Raw records:
** start **

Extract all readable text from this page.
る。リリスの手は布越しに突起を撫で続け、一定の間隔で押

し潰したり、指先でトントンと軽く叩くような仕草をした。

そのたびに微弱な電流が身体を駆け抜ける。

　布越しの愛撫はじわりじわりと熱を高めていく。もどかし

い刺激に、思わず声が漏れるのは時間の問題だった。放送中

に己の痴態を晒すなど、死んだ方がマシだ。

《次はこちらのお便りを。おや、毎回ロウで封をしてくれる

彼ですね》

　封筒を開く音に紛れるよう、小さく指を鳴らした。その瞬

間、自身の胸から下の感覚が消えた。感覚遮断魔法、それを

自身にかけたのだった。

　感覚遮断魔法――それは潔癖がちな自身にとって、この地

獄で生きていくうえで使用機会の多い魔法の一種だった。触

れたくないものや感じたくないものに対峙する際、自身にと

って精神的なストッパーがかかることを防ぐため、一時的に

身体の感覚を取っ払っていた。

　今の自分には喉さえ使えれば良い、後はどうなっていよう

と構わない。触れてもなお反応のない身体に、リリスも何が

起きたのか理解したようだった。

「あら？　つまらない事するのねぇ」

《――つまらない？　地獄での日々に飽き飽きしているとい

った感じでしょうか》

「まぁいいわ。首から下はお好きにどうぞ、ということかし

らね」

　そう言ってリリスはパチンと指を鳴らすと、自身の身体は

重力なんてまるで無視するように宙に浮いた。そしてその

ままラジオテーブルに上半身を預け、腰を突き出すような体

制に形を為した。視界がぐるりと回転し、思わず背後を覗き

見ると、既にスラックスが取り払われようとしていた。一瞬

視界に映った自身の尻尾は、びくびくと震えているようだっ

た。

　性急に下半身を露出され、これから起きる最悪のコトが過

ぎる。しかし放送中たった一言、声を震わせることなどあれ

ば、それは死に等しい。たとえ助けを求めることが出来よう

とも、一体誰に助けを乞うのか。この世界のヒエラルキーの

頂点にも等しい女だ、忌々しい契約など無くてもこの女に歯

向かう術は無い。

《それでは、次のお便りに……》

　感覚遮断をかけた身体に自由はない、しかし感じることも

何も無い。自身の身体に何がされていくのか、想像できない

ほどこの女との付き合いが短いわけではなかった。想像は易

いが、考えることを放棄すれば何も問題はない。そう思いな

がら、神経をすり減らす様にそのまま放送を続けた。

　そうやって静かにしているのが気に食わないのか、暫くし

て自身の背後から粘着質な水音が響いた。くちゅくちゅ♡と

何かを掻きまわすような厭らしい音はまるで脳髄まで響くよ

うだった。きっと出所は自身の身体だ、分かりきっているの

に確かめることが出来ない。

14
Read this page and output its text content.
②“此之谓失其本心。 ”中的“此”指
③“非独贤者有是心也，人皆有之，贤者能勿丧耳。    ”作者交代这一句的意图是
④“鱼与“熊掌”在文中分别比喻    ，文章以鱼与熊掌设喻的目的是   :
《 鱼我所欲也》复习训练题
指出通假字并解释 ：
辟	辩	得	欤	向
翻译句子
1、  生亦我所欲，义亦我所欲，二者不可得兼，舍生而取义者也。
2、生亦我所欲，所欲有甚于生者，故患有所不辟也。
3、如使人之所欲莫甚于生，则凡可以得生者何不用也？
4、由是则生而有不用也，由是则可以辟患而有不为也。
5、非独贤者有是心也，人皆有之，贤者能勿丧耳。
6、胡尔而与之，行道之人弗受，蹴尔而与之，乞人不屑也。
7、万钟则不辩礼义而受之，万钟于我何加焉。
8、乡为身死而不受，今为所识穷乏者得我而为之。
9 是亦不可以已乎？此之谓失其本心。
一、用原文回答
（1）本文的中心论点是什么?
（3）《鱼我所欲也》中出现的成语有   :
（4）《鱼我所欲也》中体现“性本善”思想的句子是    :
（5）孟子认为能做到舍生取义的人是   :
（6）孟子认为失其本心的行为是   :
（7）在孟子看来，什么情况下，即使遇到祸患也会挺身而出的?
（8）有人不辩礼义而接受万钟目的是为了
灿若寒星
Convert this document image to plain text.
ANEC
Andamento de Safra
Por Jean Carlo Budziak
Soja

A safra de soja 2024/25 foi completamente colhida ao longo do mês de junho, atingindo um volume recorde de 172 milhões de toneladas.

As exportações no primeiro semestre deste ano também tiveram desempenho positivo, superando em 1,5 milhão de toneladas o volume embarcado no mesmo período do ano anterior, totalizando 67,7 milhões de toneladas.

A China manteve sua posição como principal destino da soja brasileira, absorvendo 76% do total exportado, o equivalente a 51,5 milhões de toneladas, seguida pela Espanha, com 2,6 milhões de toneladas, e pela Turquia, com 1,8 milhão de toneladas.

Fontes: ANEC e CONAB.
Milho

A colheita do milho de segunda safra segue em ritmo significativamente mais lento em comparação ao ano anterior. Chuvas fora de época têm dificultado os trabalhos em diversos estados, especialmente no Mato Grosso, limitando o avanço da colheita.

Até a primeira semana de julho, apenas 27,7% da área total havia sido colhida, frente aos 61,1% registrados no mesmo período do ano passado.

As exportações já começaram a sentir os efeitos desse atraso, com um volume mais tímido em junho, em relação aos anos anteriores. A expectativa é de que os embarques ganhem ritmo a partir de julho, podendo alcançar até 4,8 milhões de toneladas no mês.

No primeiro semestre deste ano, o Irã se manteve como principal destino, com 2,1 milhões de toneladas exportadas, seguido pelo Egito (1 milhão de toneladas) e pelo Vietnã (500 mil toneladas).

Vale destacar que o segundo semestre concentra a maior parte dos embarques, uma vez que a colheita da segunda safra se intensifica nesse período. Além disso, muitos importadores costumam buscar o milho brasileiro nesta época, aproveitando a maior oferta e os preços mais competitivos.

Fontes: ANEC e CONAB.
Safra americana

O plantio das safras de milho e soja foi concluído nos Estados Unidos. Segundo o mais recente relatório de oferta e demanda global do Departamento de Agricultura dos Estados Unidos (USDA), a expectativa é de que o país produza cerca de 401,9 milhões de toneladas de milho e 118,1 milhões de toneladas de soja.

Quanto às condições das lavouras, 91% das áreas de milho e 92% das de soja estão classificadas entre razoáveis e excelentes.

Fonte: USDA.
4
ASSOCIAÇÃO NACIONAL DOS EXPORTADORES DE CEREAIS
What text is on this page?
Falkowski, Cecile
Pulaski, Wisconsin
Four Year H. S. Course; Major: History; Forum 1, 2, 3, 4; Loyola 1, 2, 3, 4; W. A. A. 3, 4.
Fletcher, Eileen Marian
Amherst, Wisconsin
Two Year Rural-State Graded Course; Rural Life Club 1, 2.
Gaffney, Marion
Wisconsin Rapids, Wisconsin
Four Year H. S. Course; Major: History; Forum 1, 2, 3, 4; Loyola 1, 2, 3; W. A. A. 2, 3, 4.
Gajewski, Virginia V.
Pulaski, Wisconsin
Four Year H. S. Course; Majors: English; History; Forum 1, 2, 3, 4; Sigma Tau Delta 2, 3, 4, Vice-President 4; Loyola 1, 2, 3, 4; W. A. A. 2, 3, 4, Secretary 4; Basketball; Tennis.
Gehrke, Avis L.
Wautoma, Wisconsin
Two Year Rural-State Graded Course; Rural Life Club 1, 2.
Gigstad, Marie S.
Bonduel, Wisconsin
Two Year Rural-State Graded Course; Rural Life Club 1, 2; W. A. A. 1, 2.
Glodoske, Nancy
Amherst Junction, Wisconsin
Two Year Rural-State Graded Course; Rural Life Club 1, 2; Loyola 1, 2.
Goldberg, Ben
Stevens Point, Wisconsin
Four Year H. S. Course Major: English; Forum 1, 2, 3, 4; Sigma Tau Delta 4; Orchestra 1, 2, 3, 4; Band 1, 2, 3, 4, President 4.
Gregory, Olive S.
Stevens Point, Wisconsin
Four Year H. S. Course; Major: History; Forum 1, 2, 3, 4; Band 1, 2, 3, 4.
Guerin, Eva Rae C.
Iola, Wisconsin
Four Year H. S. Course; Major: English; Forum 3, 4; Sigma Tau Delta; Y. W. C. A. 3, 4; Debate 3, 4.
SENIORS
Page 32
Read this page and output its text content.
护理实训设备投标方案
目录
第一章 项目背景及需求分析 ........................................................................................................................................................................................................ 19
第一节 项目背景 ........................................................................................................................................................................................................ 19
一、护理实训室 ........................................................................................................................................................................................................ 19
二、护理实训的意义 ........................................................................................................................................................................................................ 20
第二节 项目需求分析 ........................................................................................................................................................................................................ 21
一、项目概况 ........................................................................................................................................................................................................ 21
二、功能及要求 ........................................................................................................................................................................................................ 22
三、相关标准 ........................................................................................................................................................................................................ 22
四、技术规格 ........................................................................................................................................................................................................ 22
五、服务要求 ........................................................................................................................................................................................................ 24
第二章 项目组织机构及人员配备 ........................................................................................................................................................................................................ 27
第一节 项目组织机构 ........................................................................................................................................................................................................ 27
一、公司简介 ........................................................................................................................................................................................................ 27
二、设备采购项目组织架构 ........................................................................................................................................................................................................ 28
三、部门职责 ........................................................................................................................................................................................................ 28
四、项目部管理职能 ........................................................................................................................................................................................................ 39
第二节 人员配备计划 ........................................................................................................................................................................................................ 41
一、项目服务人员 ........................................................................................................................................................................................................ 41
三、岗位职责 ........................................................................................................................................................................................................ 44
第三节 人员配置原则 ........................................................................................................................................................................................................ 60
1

** end **

▶ Aim of the exercise: Look through the records and gather each line with the word "volume".

▶ Task response:
A safra de soja 2024/25 foi completamente colhida ao longo do mês de junho, atingindo um volume recorde de 172 milhões de toneladas.
As exportações no primeiro semestre deste ano também tiveram desempenho positivo, superando em 1,5 milhão de toneladas o volume embarcado no mesmo período do ano anterior, totalizando 67,7 milhões de toneladas.
As exportações já começaram a sentir os efeitos desse atraso, com um volume mais tímido em junho, em relação aos anos anteriores. A expectativa é de que os embarques ganhem ritmo a partir de julho, podendo alcançar até 4,8 milhões de toneladas no mês.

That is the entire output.